begin Extracted data

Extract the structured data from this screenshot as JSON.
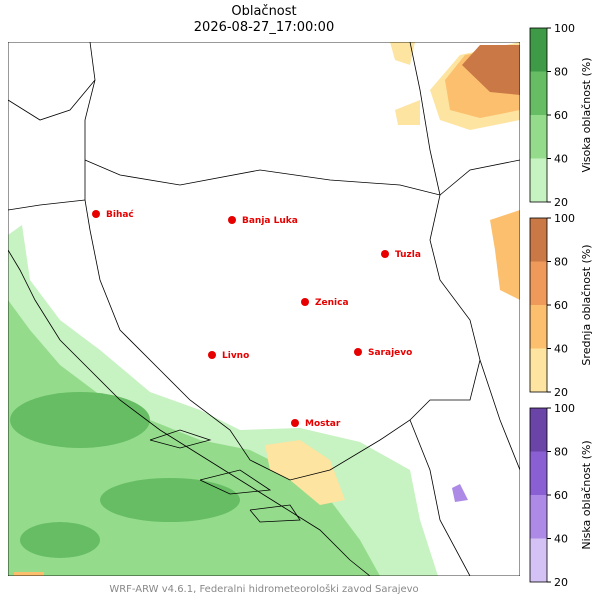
{
  "title": "Oblačnost",
  "subtitle": "2026-08-27_17:00:00",
  "footer": "WRF-ARW v4.6.1, Federalni hidrometeorološki zavod Sarajevo",
  "cities": [
    {
      "name": "Bihać"
    },
    {
      "name": "Banja Luka"
    },
    {
      "name": "Tuzla"
    },
    {
      "name": "Zenica"
    },
    {
      "name": "Livno"
    },
    {
      "name": "Sarajevo"
    },
    {
      "name": "Mostar"
    }
  ],
  "colorbars": [
    {
      "label": "Visoka oblačnost (%)",
      "ticks": [
        20,
        40,
        60,
        80,
        100
      ],
      "colors": [
        "#c7f2c2",
        "#94dc8c",
        "#66bd63",
        "#3f9a47"
      ]
    },
    {
      "label": "Srednja oblačnost (%)",
      "ticks": [
        20,
        40,
        60,
        80,
        100
      ],
      "colors": [
        "#fde4a0",
        "#fbbf6e",
        "#ef9a5a",
        "#c97846"
      ]
    },
    {
      "label": "Niska oblačnost (%)",
      "ticks": [
        20,
        40,
        60,
        80,
        100
      ],
      "colors": [
        "#d5c2f5",
        "#ad8ae6",
        "#8a5fd3",
        "#6a44a6"
      ]
    }
  ]
}
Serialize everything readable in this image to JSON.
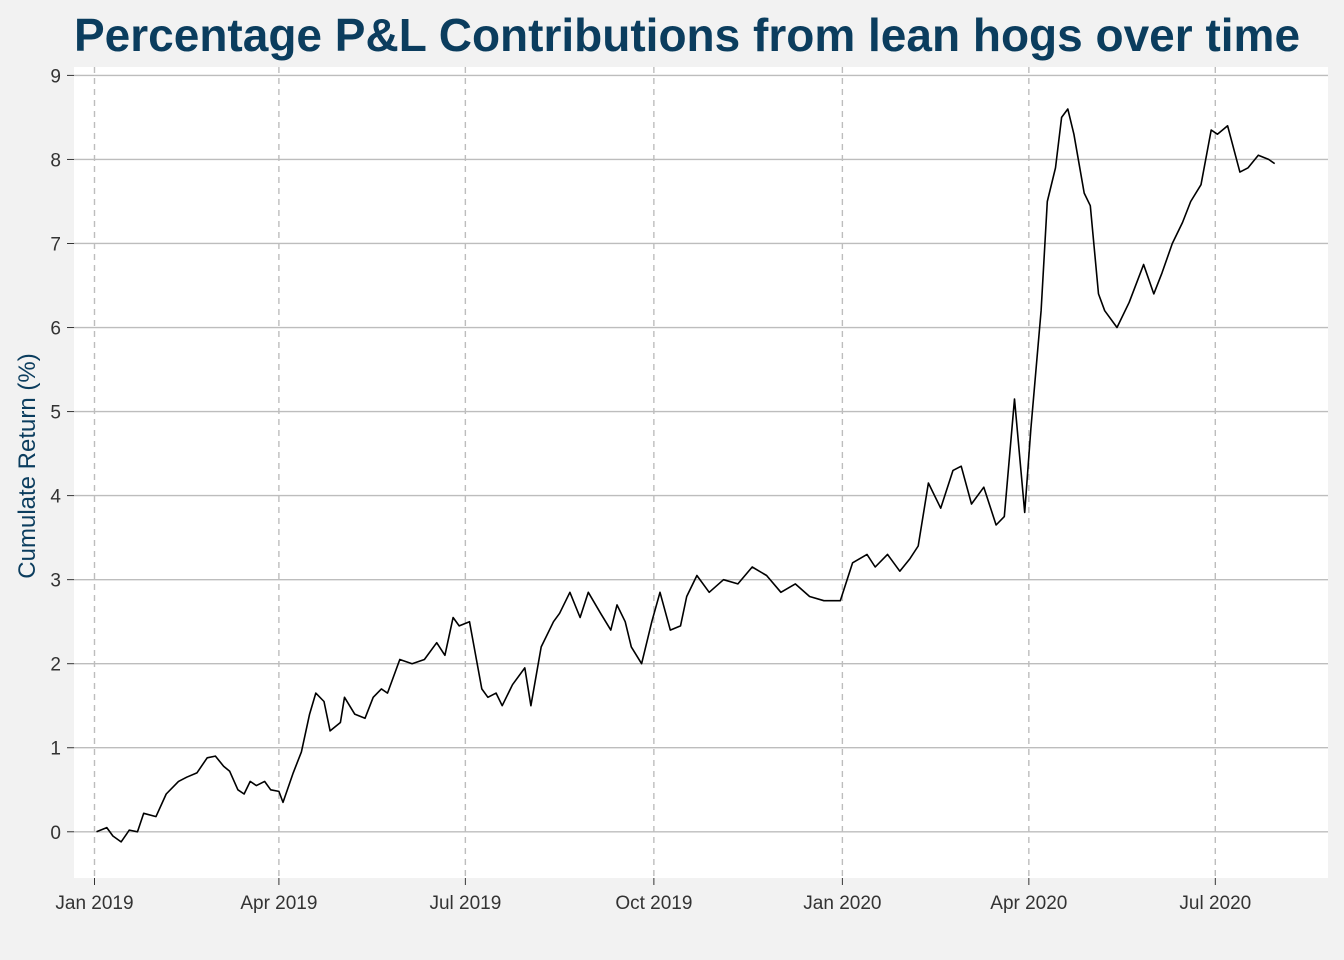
{
  "chart_data": {
    "type": "line",
    "title": "Percentage P&L Contributions from lean hogs over time",
    "xlabel": "",
    "ylabel": "Cumulate Return (%)",
    "x_ticks": [
      "Jan 2019",
      "Apr 2019",
      "Jul 2019",
      "Oct 2019",
      "Jan 2020",
      "Apr 2020",
      "Jul 2020"
    ],
    "x_tick_dates": [
      "2019-01-01",
      "2019-04-01",
      "2019-07-01",
      "2019-10-01",
      "2020-01-01",
      "2020-04-01",
      "2020-07-01"
    ],
    "y_ticks": [
      0,
      1,
      2,
      3,
      4,
      5,
      6,
      7,
      8,
      9
    ],
    "xlim": [
      "2018-12-22",
      "2020-08-25"
    ],
    "ylim": [
      -0.55,
      9.1
    ],
    "grid": {
      "horizontal": "solid",
      "vertical": "dashed"
    },
    "colors": {
      "background": "#f2f2f2",
      "panel": "#ffffff",
      "line": "#000000",
      "title": "#0b3d5e",
      "grid": "#bdbdbd"
    },
    "series": [
      {
        "x": [
          "2019-01-02",
          "2019-01-07",
          "2019-01-10",
          "2019-01-14",
          "2019-01-18",
          "2019-01-22",
          "2019-01-25",
          "2019-01-31",
          "2019-02-05",
          "2019-02-11",
          "2019-02-15",
          "2019-02-20",
          "2019-02-25",
          "2019-03-01",
          "2019-03-05",
          "2019-03-08",
          "2019-03-12",
          "2019-03-15",
          "2019-03-18",
          "2019-03-21",
          "2019-03-25",
          "2019-03-28",
          "2019-04-01",
          "2019-04-03",
          "2019-04-08",
          "2019-04-12",
          "2019-04-16",
          "2019-04-19",
          "2019-04-23",
          "2019-04-26",
          "2019-05-01",
          "2019-05-03",
          "2019-05-08",
          "2019-05-13",
          "2019-05-17",
          "2019-05-21",
          "2019-05-24",
          "2019-05-30",
          "2019-06-05",
          "2019-06-11",
          "2019-06-17",
          "2019-06-21",
          "2019-06-25",
          "2019-06-28",
          "2019-07-03",
          "2019-07-09",
          "2019-07-12",
          "2019-07-16",
          "2019-07-19",
          "2019-07-24",
          "2019-07-30",
          "2019-08-02",
          "2019-08-07",
          "2019-08-13",
          "2019-08-16",
          "2019-08-21",
          "2019-08-26",
          "2019-08-30",
          "2019-09-05",
          "2019-09-10",
          "2019-09-13",
          "2019-09-17",
          "2019-09-20",
          "2019-09-25",
          "2019-09-30",
          "2019-10-04",
          "2019-10-09",
          "2019-10-14",
          "2019-10-17",
          "2019-10-22",
          "2019-10-28",
          "2019-11-04",
          "2019-11-11",
          "2019-11-18",
          "2019-11-25",
          "2019-12-02",
          "2019-12-09",
          "2019-12-16",
          "2019-12-23",
          "2019-12-31",
          "2020-01-06",
          "2020-01-13",
          "2020-01-17",
          "2020-01-23",
          "2020-01-29",
          "2020-02-03",
          "2020-02-07",
          "2020-02-12",
          "2020-02-18",
          "2020-02-24",
          "2020-02-28",
          "2020-03-04",
          "2020-03-10",
          "2020-03-16",
          "2020-03-20",
          "2020-03-25",
          "2020-03-30",
          "2020-04-02",
          "2020-04-07",
          "2020-04-10",
          "2020-04-14",
          "2020-04-17",
          "2020-04-20",
          "2020-04-23",
          "2020-04-28",
          "2020-05-01",
          "2020-05-05",
          "2020-05-08",
          "2020-05-14",
          "2020-05-20",
          "2020-05-27",
          "2020-06-01",
          "2020-06-05",
          "2020-06-10",
          "2020-06-15",
          "2020-06-19",
          "2020-06-24",
          "2020-06-29",
          "2020-07-02",
          "2020-07-07",
          "2020-07-13",
          "2020-07-17",
          "2020-07-22",
          "2020-07-27",
          "2020-07-30"
        ],
        "y": [
          0.0,
          0.05,
          -0.05,
          -0.12,
          0.02,
          0.0,
          0.22,
          0.18,
          0.45,
          0.6,
          0.65,
          0.7,
          0.88,
          0.9,
          0.78,
          0.72,
          0.5,
          0.45,
          0.6,
          0.55,
          0.6,
          0.5,
          0.48,
          0.35,
          0.7,
          0.95,
          1.4,
          1.65,
          1.55,
          1.2,
          1.3,
          1.6,
          1.4,
          1.35,
          1.6,
          1.7,
          1.65,
          2.05,
          2.0,
          2.05,
          2.25,
          2.1,
          2.55,
          2.45,
          2.5,
          1.7,
          1.6,
          1.65,
          1.5,
          1.75,
          1.95,
          1.5,
          2.2,
          2.5,
          2.6,
          2.85,
          2.55,
          2.85,
          2.6,
          2.4,
          2.7,
          2.5,
          2.2,
          2.0,
          2.5,
          2.85,
          2.4,
          2.45,
          2.8,
          3.05,
          2.85,
          3.0,
          2.95,
          3.15,
          3.05,
          2.85,
          2.95,
          2.8,
          2.75,
          2.75,
          3.2,
          3.3,
          3.15,
          3.3,
          3.1,
          3.25,
          3.4,
          4.15,
          3.85,
          4.3,
          4.35,
          3.9,
          4.1,
          3.65,
          3.75,
          5.15,
          3.8,
          4.8,
          6.2,
          7.5,
          7.9,
          8.5,
          8.6,
          8.3,
          7.6,
          7.45,
          6.4,
          6.2,
          6.0,
          6.3,
          6.75,
          6.4,
          6.65,
          7.0,
          7.25,
          7.5,
          7.7,
          8.35,
          8.3,
          8.4,
          7.85,
          7.9,
          8.05,
          8.0,
          7.95
        ]
      }
    ]
  }
}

end Extracted data

**Exercise goal:** Write the lines above out again exactly, without any of their pictures.

**The result:**
Extract the structured data from this screenshot as JSON.
{
  "title": "Oblačnost",
  "subtitle": "2026-08-27_17:00:00",
  "footer": "WRF-ARW v4.6.1, Federalni hidrometeorološki zavod Sarajevo",
  "cities": [
    {
      "name": "Bihać"
    },
    {
      "name": "Banja Luka"
    },
    {
      "name": "Tuzla"
    },
    {
      "name": "Zenica"
    },
    {
      "name": "Livno"
    },
    {
      "name": "Sarajevo"
    },
    {
      "name": "Mostar"
    }
  ],
  "colorbars": [
    {
      "label": "Visoka oblačnost (%)",
      "ticks": [
        20,
        40,
        60,
        80,
        100
      ],
      "colors": [
        "#c7f2c2",
        "#94dc8c",
        "#66bd63",
        "#3f9a47"
      ]
    },
    {
      "label": "Srednja oblačnost (%)",
      "ticks": [
        20,
        40,
        60,
        80,
        100
      ],
      "colors": [
        "#fde4a0",
        "#fbbf6e",
        "#ef9a5a",
        "#c97846"
      ]
    },
    {
      "label": "Niska oblačnost (%)",
      "ticks": [
        20,
        40,
        60,
        80,
        100
      ],
      "colors": [
        "#d5c2f5",
        "#ad8ae6",
        "#8a5fd3",
        "#6a44a6"
      ]
    }
  ]
}
Serialize everything readable in this image to JSON.
{
  "chart_data": {
    "type": "line",
    "title": "Percentage P&L Contributions from lean hogs over time",
    "xlabel": "",
    "ylabel": "Cumulate Return (%)",
    "x_ticks": [
      "Jan 2019",
      "Apr 2019",
      "Jul 2019",
      "Oct 2019",
      "Jan 2020",
      "Apr 2020",
      "Jul 2020"
    ],
    "x_tick_dates": [
      "2019-01-01",
      "2019-04-01",
      "2019-07-01",
      "2019-10-01",
      "2020-01-01",
      "2020-04-01",
      "2020-07-01"
    ],
    "y_ticks": [
      0,
      1,
      2,
      3,
      4,
      5,
      6,
      7,
      8,
      9
    ],
    "xlim": [
      "2018-12-22",
      "2020-08-25"
    ],
    "ylim": [
      -0.55,
      9.1
    ],
    "grid": {
      "horizontal": "solid",
      "vertical": "dashed"
    },
    "colors": {
      "background": "#f2f2f2",
      "panel": "#ffffff",
      "line": "#000000",
      "title": "#0b3d5e",
      "grid": "#bdbdbd"
    },
    "series": [
      {
        "x": [
          "2019-01-02",
          "2019-01-07",
          "2019-01-10",
          "2019-01-14",
          "2019-01-18",
          "2019-01-22",
          "2019-01-25",
          "2019-01-31",
          "2019-02-05",
          "2019-02-11",
          "2019-02-15",
          "2019-02-20",
          "2019-02-25",
          "2019-03-01",
          "2019-03-05",
          "2019-03-08",
          "2019-03-12",
          "2019-03-15",
          "2019-03-18",
          "2019-03-21",
          "2019-03-25",
          "2019-03-28",
          "2019-04-01",
          "2019-04-03",
          "2019-04-08",
          "2019-04-12",
          "2019-04-16",
          "2019-04-19",
          "2019-04-23",
          "2019-04-26",
          "2019-05-01",
          "2019-05-03",
          "2019-05-08",
          "2019-05-13",
          "2019-05-17",
          "2019-05-21",
          "2019-05-24",
          "2019-05-30",
          "2019-06-05",
          "2019-06-11",
          "2019-06-17",
          "2019-06-21",
          "2019-06-25",
          "2019-06-28",
          "2019-07-03",
          "2019-07-09",
          "2019-07-12",
          "2019-07-16",
          "2019-07-19",
          "2019-07-24",
          "2019-07-30",
          "2019-08-02",
          "2019-08-07",
          "2019-08-13",
          "2019-08-16",
          "2019-08-21",
          "2019-08-26",
          "2019-08-30",
          "2019-09-05",
          "2019-09-10",
          "2019-09-13",
          "2019-09-17",
          "2019-09-20",
          "2019-09-25",
          "2019-09-30",
          "2019-10-04",
          "2019-10-09",
          "2019-10-14",
          "2019-10-17",
          "2019-10-22",
          "2019-10-28",
          "2019-11-04",
          "2019-11-11",
          "2019-11-18",
          "2019-11-25",
          "2019-12-02",
          "2019-12-09",
          "2019-12-16",
          "2019-12-23",
          "2019-12-31",
          "2020-01-06",
          "2020-01-13",
          "2020-01-17",
          "2020-01-23",
          "2020-01-29",
          "2020-02-03",
          "2020-02-07",
          "2020-02-12",
          "2020-02-18",
          "2020-02-24",
          "2020-02-28",
          "2020-03-04",
          "2020-03-10",
          "2020-03-16",
          "2020-03-20",
          "2020-03-25",
          "2020-03-30",
          "2020-04-02",
          "2020-04-07",
          "2020-04-10",
          "2020-04-14",
          "2020-04-17",
          "2020-04-20",
          "2020-04-23",
          "2020-04-28",
          "2020-05-01",
          "2020-05-05",
          "2020-05-08",
          "2020-05-14",
          "2020-05-20",
          "2020-05-27",
          "2020-06-01",
          "2020-06-05",
          "2020-06-10",
          "2020-06-15",
          "2020-06-19",
          "2020-06-24",
          "2020-06-29",
          "2020-07-02",
          "2020-07-07",
          "2020-07-13",
          "2020-07-17",
          "2020-07-22",
          "2020-07-27",
          "2020-07-30"
        ],
        "y": [
          0.0,
          0.05,
          -0.05,
          -0.12,
          0.02,
          0.0,
          0.22,
          0.18,
          0.45,
          0.6,
          0.65,
          0.7,
          0.88,
          0.9,
          0.78,
          0.72,
          0.5,
          0.45,
          0.6,
          0.55,
          0.6,
          0.5,
          0.48,
          0.35,
          0.7,
          0.95,
          1.4,
          1.65,
          1.55,
          1.2,
          1.3,
          1.6,
          1.4,
          1.35,
          1.6,
          1.7,
          1.65,
          2.05,
          2.0,
          2.05,
          2.25,
          2.1,
          2.55,
          2.45,
          2.5,
          1.7,
          1.6,
          1.65,
          1.5,
          1.75,
          1.95,
          1.5,
          2.2,
          2.5,
          2.6,
          2.85,
          2.55,
          2.85,
          2.6,
          2.4,
          2.7,
          2.5,
          2.2,
          2.0,
          2.5,
          2.85,
          2.4,
          2.45,
          2.8,
          3.05,
          2.85,
          3.0,
          2.95,
          3.15,
          3.05,
          2.85,
          2.95,
          2.8,
          2.75,
          2.75,
          3.2,
          3.3,
          3.15,
          3.3,
          3.1,
          3.25,
          3.4,
          4.15,
          3.85,
          4.3,
          4.35,
          3.9,
          4.1,
          3.65,
          3.75,
          5.15,
          3.8,
          4.8,
          6.2,
          7.5,
          7.9,
          8.5,
          8.6,
          8.3,
          7.6,
          7.45,
          6.4,
          6.2,
          6.0,
          6.3,
          6.75,
          6.4,
          6.65,
          7.0,
          7.25,
          7.5,
          7.7,
          8.35,
          8.3,
          8.4,
          7.85,
          7.9,
          8.05,
          8.0,
          7.95
        ]
      }
    ]
  }
}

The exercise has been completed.